# PASSAGE TO READ
- - - - -

Ibix, your reply does anticipate my points and is subtle and nuanced in the word choice of “meaningless”, (as opposed to “incorrect”) and as a lawyer I appreciate that. It tends to remove the implication of an expectation that the basic formula for deriving speed as distance over time, ought to apply to objects at relativistic speed, recasting it as an of course relativistic speed objects carrying a clock can’t calculate their speed with the clock, even if they are certain of it, from hypotheticals such as breaking a beam.

And they could be certain of their speed from breaking a beam with the following givens, a) they are constrained to a precise orbit of known distance, similar to the defined path of a SCSC, b) the beam itself that they cross carries a transmission of the time on earth, and c) they know how far the beam has travelled from it source to their interception (say 100 miles).

It was agreeable above to the poster and mentor I believe, that the satellite or ship and the earth will always agree on the count of crossings of a beam, or Quito there is no inherent divergence. It is a given that normally, one can determine the speed of a car for example, either from inside the car, or from outside of it, equally well, several different ways such as Doppler, known intervals and triangulation, and the quantities can agree.

Not so with objects at relativistic speed.

I cannot yet discern if the thinking is that the well publicized attention grabbing headlines and implications of SR and GR are by and large wrong, or right, or a qualified right and otherwise misleading, or, it’s a case by case analysis.

One of the things that seems intentionally designed to keep the public in a state of confusion is what I would call embedded contradictions. Maybe it’s simply the case of everybody in the classroom talking at once.

I can listen to or read physicists explain how nothing with mass could ever go the speed of light. It would require infinite energy.

- - - - -

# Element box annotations
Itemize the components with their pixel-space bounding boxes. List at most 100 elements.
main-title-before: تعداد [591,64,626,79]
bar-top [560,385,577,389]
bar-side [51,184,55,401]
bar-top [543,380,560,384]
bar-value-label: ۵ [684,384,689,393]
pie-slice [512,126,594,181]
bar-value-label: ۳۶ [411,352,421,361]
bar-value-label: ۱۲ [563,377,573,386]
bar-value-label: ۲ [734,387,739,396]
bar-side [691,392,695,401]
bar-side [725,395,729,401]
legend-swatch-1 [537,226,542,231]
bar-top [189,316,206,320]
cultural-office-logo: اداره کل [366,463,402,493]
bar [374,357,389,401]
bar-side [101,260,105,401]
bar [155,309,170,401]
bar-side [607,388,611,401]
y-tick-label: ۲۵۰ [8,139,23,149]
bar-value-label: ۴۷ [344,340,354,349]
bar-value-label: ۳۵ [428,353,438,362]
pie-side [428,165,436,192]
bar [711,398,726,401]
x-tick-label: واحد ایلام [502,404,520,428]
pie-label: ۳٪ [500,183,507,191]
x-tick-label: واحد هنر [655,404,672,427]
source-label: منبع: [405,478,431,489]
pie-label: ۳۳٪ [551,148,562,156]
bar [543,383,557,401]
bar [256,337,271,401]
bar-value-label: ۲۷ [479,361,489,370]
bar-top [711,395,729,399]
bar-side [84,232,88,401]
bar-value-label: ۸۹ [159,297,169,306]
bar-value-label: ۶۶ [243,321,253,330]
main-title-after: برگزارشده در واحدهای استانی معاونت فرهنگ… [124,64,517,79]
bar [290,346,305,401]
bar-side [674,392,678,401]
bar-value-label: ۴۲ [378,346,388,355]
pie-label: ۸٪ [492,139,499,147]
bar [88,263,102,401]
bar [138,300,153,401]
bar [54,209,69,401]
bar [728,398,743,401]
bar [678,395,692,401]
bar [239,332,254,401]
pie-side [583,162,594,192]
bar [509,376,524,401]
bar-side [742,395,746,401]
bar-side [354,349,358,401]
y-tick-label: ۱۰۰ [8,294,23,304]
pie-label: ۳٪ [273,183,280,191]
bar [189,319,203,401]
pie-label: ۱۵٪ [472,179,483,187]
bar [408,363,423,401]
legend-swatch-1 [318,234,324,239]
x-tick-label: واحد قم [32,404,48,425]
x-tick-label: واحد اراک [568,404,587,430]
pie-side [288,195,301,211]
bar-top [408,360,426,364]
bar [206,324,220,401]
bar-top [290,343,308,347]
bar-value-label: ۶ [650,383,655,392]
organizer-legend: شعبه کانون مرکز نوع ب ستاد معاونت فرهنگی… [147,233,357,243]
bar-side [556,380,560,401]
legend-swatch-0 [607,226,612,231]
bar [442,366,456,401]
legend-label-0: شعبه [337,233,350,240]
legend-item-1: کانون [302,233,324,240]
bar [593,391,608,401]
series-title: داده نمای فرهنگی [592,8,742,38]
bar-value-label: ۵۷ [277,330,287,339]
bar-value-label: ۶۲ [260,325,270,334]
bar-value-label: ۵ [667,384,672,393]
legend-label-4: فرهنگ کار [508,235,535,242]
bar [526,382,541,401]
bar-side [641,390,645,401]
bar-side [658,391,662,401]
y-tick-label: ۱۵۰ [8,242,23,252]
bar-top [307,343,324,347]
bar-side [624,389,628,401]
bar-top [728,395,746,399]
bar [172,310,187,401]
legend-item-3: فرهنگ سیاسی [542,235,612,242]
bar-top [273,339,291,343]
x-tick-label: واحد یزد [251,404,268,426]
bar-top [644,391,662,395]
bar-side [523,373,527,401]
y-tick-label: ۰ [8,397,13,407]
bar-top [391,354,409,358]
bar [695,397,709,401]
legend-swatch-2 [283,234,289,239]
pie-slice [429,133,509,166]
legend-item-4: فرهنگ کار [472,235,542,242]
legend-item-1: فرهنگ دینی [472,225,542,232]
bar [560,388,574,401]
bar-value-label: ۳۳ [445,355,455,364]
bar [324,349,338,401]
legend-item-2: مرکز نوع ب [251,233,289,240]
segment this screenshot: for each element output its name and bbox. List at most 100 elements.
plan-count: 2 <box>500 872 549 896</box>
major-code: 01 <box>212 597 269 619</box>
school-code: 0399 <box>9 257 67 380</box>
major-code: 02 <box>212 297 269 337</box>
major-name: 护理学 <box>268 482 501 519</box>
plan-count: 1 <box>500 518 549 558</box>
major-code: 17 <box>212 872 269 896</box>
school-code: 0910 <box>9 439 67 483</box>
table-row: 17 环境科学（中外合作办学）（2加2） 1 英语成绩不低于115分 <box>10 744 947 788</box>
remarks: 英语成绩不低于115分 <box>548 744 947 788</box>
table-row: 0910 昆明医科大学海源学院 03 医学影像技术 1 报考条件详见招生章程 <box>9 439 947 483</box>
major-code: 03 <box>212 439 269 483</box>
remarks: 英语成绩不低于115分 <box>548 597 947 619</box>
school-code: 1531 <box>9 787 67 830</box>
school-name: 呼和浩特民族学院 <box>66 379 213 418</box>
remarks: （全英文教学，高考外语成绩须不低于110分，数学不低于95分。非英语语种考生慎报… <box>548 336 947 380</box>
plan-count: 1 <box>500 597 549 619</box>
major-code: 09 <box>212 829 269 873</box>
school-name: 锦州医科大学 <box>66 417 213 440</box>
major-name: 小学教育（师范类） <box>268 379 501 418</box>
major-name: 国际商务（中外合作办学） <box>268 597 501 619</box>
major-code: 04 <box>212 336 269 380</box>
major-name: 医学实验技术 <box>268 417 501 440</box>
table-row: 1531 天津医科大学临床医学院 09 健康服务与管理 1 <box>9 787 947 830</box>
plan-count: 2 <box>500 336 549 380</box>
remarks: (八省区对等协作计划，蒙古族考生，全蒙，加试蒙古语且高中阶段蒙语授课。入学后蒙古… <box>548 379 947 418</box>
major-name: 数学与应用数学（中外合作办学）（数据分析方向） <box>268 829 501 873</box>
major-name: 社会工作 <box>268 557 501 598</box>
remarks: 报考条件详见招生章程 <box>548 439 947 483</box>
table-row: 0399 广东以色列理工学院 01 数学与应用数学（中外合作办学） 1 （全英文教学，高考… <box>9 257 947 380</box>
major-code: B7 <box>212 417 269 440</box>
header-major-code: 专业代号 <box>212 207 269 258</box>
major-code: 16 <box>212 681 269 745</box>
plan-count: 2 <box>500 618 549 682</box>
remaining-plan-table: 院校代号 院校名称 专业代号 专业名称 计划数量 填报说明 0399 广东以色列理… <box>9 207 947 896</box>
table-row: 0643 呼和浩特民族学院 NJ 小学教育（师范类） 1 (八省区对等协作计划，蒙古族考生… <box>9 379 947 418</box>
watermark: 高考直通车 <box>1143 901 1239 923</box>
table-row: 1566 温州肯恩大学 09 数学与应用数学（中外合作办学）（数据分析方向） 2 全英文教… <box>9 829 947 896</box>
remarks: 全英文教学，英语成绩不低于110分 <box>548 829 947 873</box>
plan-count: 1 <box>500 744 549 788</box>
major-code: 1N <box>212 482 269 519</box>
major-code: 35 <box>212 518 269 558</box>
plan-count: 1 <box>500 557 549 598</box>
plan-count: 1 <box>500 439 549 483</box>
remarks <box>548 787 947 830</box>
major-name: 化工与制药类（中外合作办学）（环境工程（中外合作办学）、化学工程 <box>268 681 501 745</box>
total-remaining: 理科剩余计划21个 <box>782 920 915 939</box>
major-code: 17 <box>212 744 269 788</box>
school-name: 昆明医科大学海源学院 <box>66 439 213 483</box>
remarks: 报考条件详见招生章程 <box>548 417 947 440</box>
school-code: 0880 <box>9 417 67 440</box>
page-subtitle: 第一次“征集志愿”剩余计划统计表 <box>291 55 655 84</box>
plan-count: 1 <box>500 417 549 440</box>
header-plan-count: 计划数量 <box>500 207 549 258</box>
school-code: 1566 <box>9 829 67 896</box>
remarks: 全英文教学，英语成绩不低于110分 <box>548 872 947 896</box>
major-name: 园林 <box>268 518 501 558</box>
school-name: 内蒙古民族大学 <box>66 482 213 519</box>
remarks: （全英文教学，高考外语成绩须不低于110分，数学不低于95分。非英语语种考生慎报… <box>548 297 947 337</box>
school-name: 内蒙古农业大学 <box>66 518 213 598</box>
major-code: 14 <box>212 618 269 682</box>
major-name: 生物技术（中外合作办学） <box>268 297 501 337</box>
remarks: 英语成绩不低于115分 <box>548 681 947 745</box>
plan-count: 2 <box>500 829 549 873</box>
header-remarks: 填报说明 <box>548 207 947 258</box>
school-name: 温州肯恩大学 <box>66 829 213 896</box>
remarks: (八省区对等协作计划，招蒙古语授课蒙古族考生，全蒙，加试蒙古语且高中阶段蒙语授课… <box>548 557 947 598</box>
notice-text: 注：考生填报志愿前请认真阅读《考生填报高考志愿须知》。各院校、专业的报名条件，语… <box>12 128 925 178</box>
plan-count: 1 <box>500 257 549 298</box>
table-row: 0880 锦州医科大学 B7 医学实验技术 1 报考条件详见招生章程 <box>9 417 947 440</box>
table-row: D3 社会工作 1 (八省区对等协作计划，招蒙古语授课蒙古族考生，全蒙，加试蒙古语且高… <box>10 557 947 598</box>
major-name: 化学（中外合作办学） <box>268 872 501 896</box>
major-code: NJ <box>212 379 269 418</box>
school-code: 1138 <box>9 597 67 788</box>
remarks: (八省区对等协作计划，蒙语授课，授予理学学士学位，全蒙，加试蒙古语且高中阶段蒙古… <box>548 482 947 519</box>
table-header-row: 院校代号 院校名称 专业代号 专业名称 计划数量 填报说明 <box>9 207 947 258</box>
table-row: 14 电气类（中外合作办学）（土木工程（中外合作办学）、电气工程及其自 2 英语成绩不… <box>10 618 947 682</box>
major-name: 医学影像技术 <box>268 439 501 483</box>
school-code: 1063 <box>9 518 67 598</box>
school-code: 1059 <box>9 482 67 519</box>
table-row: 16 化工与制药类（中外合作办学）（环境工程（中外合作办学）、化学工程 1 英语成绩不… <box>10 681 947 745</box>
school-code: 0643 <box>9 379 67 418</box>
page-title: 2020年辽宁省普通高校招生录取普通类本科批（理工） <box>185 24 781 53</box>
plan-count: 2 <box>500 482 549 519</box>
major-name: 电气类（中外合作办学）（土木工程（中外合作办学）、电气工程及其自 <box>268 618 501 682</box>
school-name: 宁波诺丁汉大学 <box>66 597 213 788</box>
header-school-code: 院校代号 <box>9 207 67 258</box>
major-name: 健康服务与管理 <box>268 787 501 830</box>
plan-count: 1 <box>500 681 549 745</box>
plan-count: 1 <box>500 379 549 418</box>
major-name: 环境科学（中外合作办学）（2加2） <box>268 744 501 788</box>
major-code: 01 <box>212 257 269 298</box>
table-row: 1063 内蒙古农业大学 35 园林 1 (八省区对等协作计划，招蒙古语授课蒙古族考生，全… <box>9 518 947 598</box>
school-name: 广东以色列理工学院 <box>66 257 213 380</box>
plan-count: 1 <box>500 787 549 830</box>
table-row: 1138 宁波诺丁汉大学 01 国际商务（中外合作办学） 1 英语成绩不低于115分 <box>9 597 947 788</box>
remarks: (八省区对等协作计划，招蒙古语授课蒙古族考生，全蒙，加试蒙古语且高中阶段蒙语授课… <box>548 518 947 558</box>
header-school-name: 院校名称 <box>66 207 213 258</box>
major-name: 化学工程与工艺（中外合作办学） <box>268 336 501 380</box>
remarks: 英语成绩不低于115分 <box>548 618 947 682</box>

- - - - -

# DIRECTIONS FOR THIS TASK
Summarize the post about measuring relativistic speed in two sentences.

# CORRECT RESPONSE
Replying to Ibix, the writer, a lawyer, appreciates the choice of "meaningless" over "incorrect" and argues that objects at relativistic speed could still be certain of their speed by crossing a beam, given a precise orbit of known distance, a beam carrying Earth's time, and a known distance the beam has traveled. The writer notes that a car's speed can be found equally well from inside or outside but not an object's at relativistic speed, and says it is not yet clear whether the popular claims of SR and GR are right, wrong, or misleading, pointing to what the writer calls embedded contradictions.